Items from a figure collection

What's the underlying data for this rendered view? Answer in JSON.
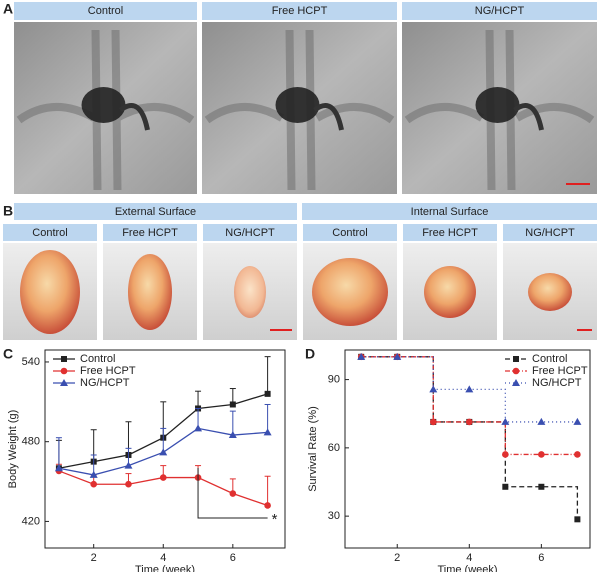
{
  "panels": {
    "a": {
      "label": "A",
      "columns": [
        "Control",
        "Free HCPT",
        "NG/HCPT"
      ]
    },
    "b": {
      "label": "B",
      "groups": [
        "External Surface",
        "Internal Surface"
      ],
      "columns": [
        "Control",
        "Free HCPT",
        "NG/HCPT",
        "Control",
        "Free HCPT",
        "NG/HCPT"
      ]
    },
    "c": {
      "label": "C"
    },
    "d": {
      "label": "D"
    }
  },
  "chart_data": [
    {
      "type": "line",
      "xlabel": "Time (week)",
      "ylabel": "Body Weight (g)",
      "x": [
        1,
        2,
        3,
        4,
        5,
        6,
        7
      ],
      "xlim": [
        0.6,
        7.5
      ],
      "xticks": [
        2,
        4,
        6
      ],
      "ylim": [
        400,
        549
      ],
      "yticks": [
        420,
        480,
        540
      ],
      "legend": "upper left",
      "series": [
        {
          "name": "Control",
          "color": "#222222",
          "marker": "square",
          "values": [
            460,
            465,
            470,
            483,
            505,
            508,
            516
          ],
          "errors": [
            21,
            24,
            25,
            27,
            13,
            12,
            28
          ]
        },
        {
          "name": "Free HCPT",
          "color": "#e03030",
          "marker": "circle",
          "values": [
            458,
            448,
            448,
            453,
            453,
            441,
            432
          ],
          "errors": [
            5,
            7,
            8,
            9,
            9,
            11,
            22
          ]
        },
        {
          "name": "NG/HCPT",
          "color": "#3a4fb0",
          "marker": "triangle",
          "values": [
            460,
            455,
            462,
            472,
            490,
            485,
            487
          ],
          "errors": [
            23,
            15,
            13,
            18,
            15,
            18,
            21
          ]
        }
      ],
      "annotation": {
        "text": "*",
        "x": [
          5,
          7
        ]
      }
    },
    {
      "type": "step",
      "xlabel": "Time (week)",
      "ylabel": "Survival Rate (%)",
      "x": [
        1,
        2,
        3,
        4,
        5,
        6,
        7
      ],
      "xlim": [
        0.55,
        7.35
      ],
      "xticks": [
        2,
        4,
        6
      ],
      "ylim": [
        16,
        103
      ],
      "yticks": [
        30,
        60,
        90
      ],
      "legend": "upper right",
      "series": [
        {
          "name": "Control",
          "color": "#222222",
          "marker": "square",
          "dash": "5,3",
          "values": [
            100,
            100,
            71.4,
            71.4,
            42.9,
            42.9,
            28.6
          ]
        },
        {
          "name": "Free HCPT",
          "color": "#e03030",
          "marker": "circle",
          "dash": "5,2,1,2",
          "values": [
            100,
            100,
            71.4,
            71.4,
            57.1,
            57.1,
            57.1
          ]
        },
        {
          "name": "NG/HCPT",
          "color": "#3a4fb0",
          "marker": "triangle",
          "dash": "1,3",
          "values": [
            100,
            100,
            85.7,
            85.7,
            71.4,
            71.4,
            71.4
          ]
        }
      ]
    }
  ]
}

Problem: Repeat all of the records verbatim, leaving out the pictures.

Solution for this task:
What's the underlying data for this rendered view? Answer in JSON.
{
  "panels": {
    "a": {
      "label": "A",
      "columns": [
        "Control",
        "Free HCPT",
        "NG/HCPT"
      ]
    },
    "b": {
      "label": "B",
      "groups": [
        "External Surface",
        "Internal Surface"
      ],
      "columns": [
        "Control",
        "Free HCPT",
        "NG/HCPT",
        "Control",
        "Free HCPT",
        "NG/HCPT"
      ]
    },
    "c": {
      "label": "C"
    },
    "d": {
      "label": "D"
    }
  },
  "chart_data": [
    {
      "type": "line",
      "xlabel": "Time (week)",
      "ylabel": "Body Weight (g)",
      "x": [
        1,
        2,
        3,
        4,
        5,
        6,
        7
      ],
      "xlim": [
        0.6,
        7.5
      ],
      "xticks": [
        2,
        4,
        6
      ],
      "ylim": [
        400,
        549
      ],
      "yticks": [
        420,
        480,
        540
      ],
      "legend": "upper left",
      "series": [
        {
          "name": "Control",
          "color": "#222222",
          "marker": "square",
          "values": [
            460,
            465,
            470,
            483,
            505,
            508,
            516
          ],
          "errors": [
            21,
            24,
            25,
            27,
            13,
            12,
            28
          ]
        },
        {
          "name": "Free HCPT",
          "color": "#e03030",
          "marker": "circle",
          "values": [
            458,
            448,
            448,
            453,
            453,
            441,
            432
          ],
          "errors": [
            5,
            7,
            8,
            9,
            9,
            11,
            22
          ]
        },
        {
          "name": "NG/HCPT",
          "color": "#3a4fb0",
          "marker": "triangle",
          "values": [
            460,
            455,
            462,
            472,
            490,
            485,
            487
          ],
          "errors": [
            23,
            15,
            13,
            18,
            15,
            18,
            21
          ]
        }
      ],
      "annotation": {
        "text": "*",
        "x": [
          5,
          7
        ]
      }
    },
    {
      "type": "step",
      "xlabel": "Time (week)",
      "ylabel": "Survival Rate (%)",
      "x": [
        1,
        2,
        3,
        4,
        5,
        6,
        7
      ],
      "xlim": [
        0.55,
        7.35
      ],
      "xticks": [
        2,
        4,
        6
      ],
      "ylim": [
        16,
        103
      ],
      "yticks": [
        30,
        60,
        90
      ],
      "legend": "upper right",
      "series": [
        {
          "name": "Control",
          "color": "#222222",
          "marker": "square",
          "dash": "5,3",
          "values": [
            100,
            100,
            71.4,
            71.4,
            42.9,
            42.9,
            28.6
          ]
        },
        {
          "name": "Free HCPT",
          "color": "#e03030",
          "marker": "circle",
          "dash": "5,2,1,2",
          "values": [
            100,
            100,
            71.4,
            71.4,
            57.1,
            57.1,
            57.1
          ]
        },
        {
          "name": "NG/HCPT",
          "color": "#3a4fb0",
          "marker": "triangle",
          "dash": "1,3",
          "values": [
            100,
            100,
            85.7,
            85.7,
            71.4,
            71.4,
            71.4
          ]
        }
      ]
    }
  ]
}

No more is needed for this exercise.